• Goal: State the number of lines in the material below that have "plagiarism" in them, without any other text.

Start of Extracted data

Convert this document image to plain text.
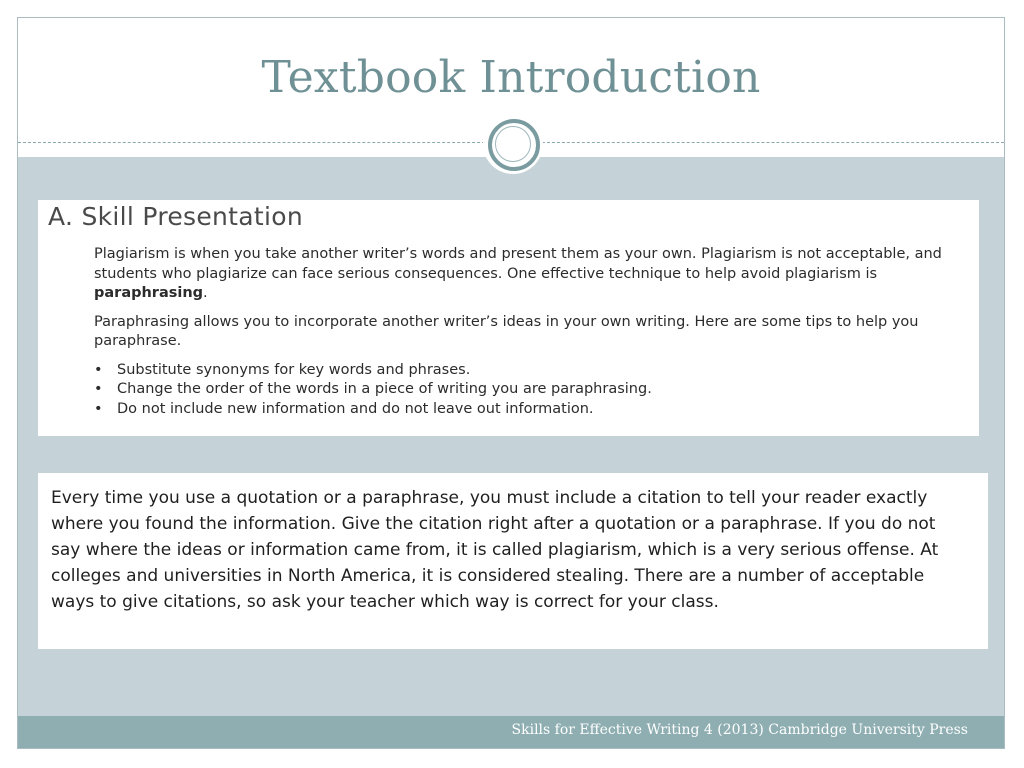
Textbook Introduction
A. Skill Presentation

Plagiarism is when you take another writer’s words and present them as your own. Plagiarism is not acceptable, and students who plagiarize can face serious consequences. One effective technique to help avoid plagiarism is paraphrasing.

Paraphrasing allows you to incorporate another writer’s ideas in your own writing. Here are some tips to help you paraphrase.

• Substitute synonyms for key words and phrases.
• Change the order of the words in a piece of writing you are paraphrasing.
• Do not include new information and do not leave out information.
Every time you use a quotation or a paraphrase, you must include a citation to tell your reader exactly where you found the information. Give the citation right after a quotation or a paraphrase. If you do not say where the ideas or information came from, it is called plagiarism, which is a very serious offense. At colleges and universities in North America, it is considered stealing. There are a number of acceptable ways to give citations, so ask your teacher which way is correct for your class.
Skills for Effective Writing 4 (2013) Cambridge University Press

End of Extracted data

• Full solution: 2